#### Provided records:
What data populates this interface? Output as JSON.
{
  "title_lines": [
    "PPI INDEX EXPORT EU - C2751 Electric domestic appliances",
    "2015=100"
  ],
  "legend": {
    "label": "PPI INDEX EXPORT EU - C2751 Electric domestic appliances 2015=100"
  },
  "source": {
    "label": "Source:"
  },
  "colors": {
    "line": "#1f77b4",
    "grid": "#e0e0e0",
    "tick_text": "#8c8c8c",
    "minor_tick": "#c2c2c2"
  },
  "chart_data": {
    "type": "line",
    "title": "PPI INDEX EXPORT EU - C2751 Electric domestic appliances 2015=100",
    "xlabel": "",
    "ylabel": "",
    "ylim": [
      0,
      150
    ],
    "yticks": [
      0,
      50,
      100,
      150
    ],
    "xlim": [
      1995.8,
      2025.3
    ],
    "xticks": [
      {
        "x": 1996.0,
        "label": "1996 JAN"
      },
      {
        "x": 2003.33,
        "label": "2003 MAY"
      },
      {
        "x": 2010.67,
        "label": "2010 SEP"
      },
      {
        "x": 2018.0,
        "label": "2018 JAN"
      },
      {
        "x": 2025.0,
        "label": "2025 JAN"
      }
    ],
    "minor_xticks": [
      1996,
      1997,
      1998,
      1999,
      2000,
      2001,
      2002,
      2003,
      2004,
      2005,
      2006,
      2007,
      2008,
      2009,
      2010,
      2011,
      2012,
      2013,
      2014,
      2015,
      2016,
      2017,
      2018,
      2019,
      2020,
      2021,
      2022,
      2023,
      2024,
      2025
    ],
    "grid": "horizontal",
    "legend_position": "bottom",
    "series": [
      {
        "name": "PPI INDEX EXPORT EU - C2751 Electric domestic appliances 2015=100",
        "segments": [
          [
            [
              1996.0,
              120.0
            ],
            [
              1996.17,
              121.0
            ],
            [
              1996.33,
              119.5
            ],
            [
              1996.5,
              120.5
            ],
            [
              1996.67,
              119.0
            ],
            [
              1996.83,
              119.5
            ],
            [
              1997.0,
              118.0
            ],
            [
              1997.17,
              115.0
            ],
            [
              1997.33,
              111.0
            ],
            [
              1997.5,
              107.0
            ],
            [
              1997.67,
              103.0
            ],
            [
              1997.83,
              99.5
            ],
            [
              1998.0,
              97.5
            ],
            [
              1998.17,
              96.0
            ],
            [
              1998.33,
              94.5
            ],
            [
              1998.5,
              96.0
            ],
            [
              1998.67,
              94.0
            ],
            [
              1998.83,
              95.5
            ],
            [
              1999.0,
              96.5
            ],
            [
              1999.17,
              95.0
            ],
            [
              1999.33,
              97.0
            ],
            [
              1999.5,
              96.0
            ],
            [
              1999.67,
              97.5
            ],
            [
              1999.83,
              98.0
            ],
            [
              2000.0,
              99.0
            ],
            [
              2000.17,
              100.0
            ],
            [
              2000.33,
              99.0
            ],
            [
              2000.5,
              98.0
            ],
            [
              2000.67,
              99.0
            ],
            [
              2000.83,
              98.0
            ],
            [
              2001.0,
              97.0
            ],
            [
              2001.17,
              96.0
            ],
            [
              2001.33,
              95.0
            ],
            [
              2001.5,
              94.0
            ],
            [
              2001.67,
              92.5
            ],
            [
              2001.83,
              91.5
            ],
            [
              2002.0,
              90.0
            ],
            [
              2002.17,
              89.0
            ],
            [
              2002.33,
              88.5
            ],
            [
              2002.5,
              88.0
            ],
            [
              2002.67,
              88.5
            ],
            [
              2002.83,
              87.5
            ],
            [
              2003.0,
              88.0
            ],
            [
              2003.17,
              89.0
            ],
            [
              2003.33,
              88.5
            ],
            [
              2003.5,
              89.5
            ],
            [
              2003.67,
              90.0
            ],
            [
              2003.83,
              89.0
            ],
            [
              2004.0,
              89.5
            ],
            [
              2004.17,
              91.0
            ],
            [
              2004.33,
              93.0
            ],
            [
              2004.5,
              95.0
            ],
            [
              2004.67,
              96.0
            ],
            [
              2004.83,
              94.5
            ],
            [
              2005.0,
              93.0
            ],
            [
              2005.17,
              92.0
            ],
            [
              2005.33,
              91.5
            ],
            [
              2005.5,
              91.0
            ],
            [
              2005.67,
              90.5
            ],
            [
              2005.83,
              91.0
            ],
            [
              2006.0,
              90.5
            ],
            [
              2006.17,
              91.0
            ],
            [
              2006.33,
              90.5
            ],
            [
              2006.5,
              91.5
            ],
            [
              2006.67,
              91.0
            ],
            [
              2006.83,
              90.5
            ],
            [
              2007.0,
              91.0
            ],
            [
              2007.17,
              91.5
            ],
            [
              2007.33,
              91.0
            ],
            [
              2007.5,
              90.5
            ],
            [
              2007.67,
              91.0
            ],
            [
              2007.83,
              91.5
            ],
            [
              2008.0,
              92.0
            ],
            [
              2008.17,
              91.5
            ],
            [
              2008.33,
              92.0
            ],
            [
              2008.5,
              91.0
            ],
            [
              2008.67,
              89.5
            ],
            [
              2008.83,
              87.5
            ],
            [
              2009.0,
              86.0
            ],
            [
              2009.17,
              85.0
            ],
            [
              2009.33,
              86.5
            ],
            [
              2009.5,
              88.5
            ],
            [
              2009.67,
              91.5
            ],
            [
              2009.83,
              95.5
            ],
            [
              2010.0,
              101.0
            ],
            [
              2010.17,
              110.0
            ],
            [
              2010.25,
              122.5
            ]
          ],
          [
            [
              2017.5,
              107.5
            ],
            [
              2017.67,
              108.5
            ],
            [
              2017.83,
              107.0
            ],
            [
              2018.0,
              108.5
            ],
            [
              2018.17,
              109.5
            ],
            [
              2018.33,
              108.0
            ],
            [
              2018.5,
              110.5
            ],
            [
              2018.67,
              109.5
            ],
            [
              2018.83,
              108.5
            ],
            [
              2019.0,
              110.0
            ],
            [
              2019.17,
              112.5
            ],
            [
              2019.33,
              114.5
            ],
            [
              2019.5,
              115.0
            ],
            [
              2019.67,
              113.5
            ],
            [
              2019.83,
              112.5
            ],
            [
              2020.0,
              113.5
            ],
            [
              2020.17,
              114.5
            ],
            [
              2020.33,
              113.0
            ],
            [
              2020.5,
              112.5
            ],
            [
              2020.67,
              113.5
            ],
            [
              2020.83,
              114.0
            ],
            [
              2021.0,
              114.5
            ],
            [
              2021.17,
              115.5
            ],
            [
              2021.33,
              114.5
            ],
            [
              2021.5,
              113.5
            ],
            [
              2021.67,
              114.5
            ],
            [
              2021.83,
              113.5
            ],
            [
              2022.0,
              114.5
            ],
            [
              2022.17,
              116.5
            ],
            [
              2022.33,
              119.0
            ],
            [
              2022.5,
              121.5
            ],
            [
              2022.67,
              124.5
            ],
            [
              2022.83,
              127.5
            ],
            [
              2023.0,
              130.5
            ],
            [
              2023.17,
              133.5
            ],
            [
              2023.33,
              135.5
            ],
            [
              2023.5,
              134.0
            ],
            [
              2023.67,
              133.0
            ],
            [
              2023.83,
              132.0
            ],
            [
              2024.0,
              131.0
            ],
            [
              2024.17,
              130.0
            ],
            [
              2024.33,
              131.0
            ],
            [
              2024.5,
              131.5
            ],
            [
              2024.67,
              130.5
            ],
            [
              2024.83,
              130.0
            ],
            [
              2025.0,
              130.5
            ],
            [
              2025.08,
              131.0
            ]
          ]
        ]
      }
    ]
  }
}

#### Given task:
Write the data back out verbatim.

#### Exercise solution:
What data populates this interface? Output as JSON.
{
  "title_lines": [
    "PPI INDEX EXPORT EU - C2751 Electric domestic appliances",
    "2015=100"
  ],
  "legend": {
    "label": "PPI INDEX EXPORT EU - C2751 Electric domestic appliances 2015=100"
  },
  "source": {
    "label": "Source:"
  },
  "colors": {
    "line": "#1f77b4",
    "grid": "#e0e0e0",
    "tick_text": "#8c8c8c",
    "minor_tick": "#c2c2c2"
  },
  "chart_data": {
    "type": "line",
    "title": "PPI INDEX EXPORT EU - C2751 Electric domestic appliances 2015=100",
    "xlabel": "",
    "ylabel": "",
    "ylim": [
      0,
      150
    ],
    "yticks": [
      0,
      50,
      100,
      150
    ],
    "xlim": [
      1995.8,
      2025.3
    ],
    "xticks": [
      {
        "x": 1996.0,
        "label": "1996 JAN"
      },
      {
        "x": 2003.33,
        "label": "2003 MAY"
      },
      {
        "x": 2010.67,
        "label": "2010 SEP"
      },
      {
        "x": 2018.0,
        "label": "2018 JAN"
      },
      {
        "x": 2025.0,
        "label": "2025 JAN"
      }
    ],
    "minor_xticks": [
      1996,
      1997,
      1998,
      1999,
      2000,
      2001,
      2002,
      2003,
      2004,
      2005,
      2006,
      2007,
      2008,
      2009,
      2010,
      2011,
      2012,
      2013,
      2014,
      2015,
      2016,
      2017,
      2018,
      2019,
      2020,
      2021,
      2022,
      2023,
      2024,
      2025
    ],
    "grid": "horizontal",
    "legend_position": "bottom",
    "series": [
      {
        "name": "PPI INDEX EXPORT EU - C2751 Electric domestic appliances 2015=100",
        "segments": [
          [
            [
              1996.0,
              120.0
            ],
            [
              1996.17,
              121.0
            ],
            [
              1996.33,
              119.5
            ],
            [
              1996.5,
              120.5
            ],
            [
              1996.67,
              119.0
            ],
            [
              1996.83,
              119.5
            ],
            [
              1997.0,
              118.0
            ],
            [
              1997.17,
              115.0
            ],
            [
              1997.33,
              111.0
            ],
            [
              1997.5,
              107.0
            ],
            [
              1997.67,
              103.0
            ],
            [
              1997.83,
              99.5
            ],
            [
              1998.0,
              97.5
            ],
            [
              1998.17,
              96.0
            ],
            [
              1998.33,
              94.5
            ],
            [
              1998.5,
              96.0
            ],
            [
              1998.67,
              94.0
            ],
            [
              1998.83,
              95.5
            ],
            [
              1999.0,
              96.5
            ],
            [
              1999.17,
              95.0
            ],
            [
              1999.33,
              97.0
            ],
            [
              1999.5,
              96.0
            ],
            [
              1999.67,
              97.5
            ],
            [
              1999.83,
              98.0
            ],
            [
              2000.0,
              99.0
            ],
            [
              2000.17,
              100.0
            ],
            [
              2000.33,
              99.0
            ],
            [
              2000.5,
              98.0
            ],
            [
              2000.67,
              99.0
            ],
            [
              2000.83,
              98.0
            ],
            [
              2001.0,
              97.0
            ],
            [
              2001.17,
              96.0
            ],
            [
              2001.33,
              95.0
            ],
            [
              2001.5,
              94.0
            ],
            [
              2001.67,
              92.5
            ],
            [
              2001.83,
              91.5
            ],
            [
              2002.0,
              90.0
            ],
            [
              2002.17,
              89.0
            ],
            [
              2002.33,
              88.5
            ],
            [
              2002.5,
              88.0
            ],
            [
              2002.67,
              88.5
            ],
            [
              2002.83,
              87.5
            ],
            [
              2003.0,
              88.0
            ],
            [
              2003.17,
              89.0
            ],
            [
              2003.33,
              88.5
            ],
            [
              2003.5,
              89.5
            ],
            [
              2003.67,
              90.0
            ],
            [
              2003.83,
              89.0
            ],
            [
              2004.0,
              89.5
            ],
            [
              2004.17,
              91.0
            ],
            [
              2004.33,
              93.0
            ],
            [
              2004.5,
              95.0
            ],
            [
              2004.67,
              96.0
            ],
            [
              2004.83,
              94.5
            ],
            [
              2005.0,
              93.0
            ],
            [
              2005.17,
              92.0
            ],
            [
              2005.33,
              91.5
            ],
            [
              2005.5,
              91.0
            ],
            [
              2005.67,
              90.5
            ],
            [
              2005.83,
              91.0
            ],
            [
              2006.0,
              90.5
            ],
            [
              2006.17,
              91.0
            ],
            [
              2006.33,
              90.5
            ],
            [
              2006.5,
              91.5
            ],
            [
              2006.67,
              91.0
            ],
            [
              2006.83,
              90.5
            ],
            [
              2007.0,
              91.0
            ],
            [
              2007.17,
              91.5
            ],
            [
              2007.33,
              91.0
            ],
            [
              2007.5,
              90.5
            ],
            [
              2007.67,
              91.0
            ],
            [
              2007.83,
              91.5
            ],
            [
              2008.0,
              92.0
            ],
            [
              2008.17,
              91.5
            ],
            [
              2008.33,
              92.0
            ],
            [
              2008.5,
              91.0
            ],
            [
              2008.67,
              89.5
            ],
            [
              2008.83,
              87.5
            ],
            [
              2009.0,
              86.0
            ],
            [
              2009.17,
              85.0
            ],
            [
              2009.33,
              86.5
            ],
            [
              2009.5,
              88.5
            ],
            [
              2009.67,
              91.5
            ],
            [
              2009.83,
              95.5
            ],
            [
              2010.0,
              101.0
            ],
            [
              2010.17,
              110.0
            ],
            [
              2010.25,
              122.5
            ]
          ],
          [
            [
              2017.5,
              107.5
            ],
            [
              2017.67,
              108.5
            ],
            [
              2017.83,
              107.0
            ],
            [
              2018.0,
              108.5
            ],
            [
              2018.17,
              109.5
            ],
            [
              2018.33,
              108.0
            ],
            [
              2018.5,
              110.5
            ],
            [
              2018.67,
              109.5
            ],
            [
              2018.83,
              108.5
            ],
            [
              2019.0,
              110.0
            ],
            [
              2019.17,
              112.5
            ],
            [
              2019.33,
              114.5
            ],
            [
              2019.5,
              115.0
            ],
            [
              2019.67,
              113.5
            ],
            [
              2019.83,
              112.5
            ],
            [
              2020.0,
              113.5
            ],
            [
              2020.17,
              114.5
            ],
            [
              2020.33,
              113.0
            ],
            [
              2020.5,
              112.5
            ],
            [
              2020.67,
              113.5
            ],
            [
              2020.83,
              114.0
            ],
            [
              2021.0,
              114.5
            ],
            [
              2021.17,
              115.5
            ],
            [
              2021.33,
              114.5
            ],
            [
              2021.5,
              113.5
            ],
            [
              2021.67,
              114.5
            ],
            [
              2021.83,
              113.5
            ],
            [
              2022.0,
              114.5
            ],
            [
              2022.17,
              116.5
            ],
            [
              2022.33,
              119.0
            ],
            [
              2022.5,
              121.5
            ],
            [
              2022.67,
              124.5
            ],
            [
              2022.83,
              127.5
            ],
            [
              2023.0,
              130.5
            ],
            [
              2023.17,
              133.5
            ],
            [
              2023.33,
              135.5
            ],
            [
              2023.5,
              134.0
            ],
            [
              2023.67,
              133.0
            ],
            [
              2023.83,
              132.0
            ],
            [
              2024.0,
              131.0
            ],
            [
              2024.17,
              130.0
            ],
            [
              2024.33,
              131.0
            ],
            [
              2024.5,
              131.5
            ],
            [
              2024.67,
              130.5
            ],
            [
              2024.83,
              130.0
            ],
            [
              2025.0,
              130.5
            ],
            [
              2025.08,
              131.0
            ]
          ]
        ]
      }
    ]
  }
}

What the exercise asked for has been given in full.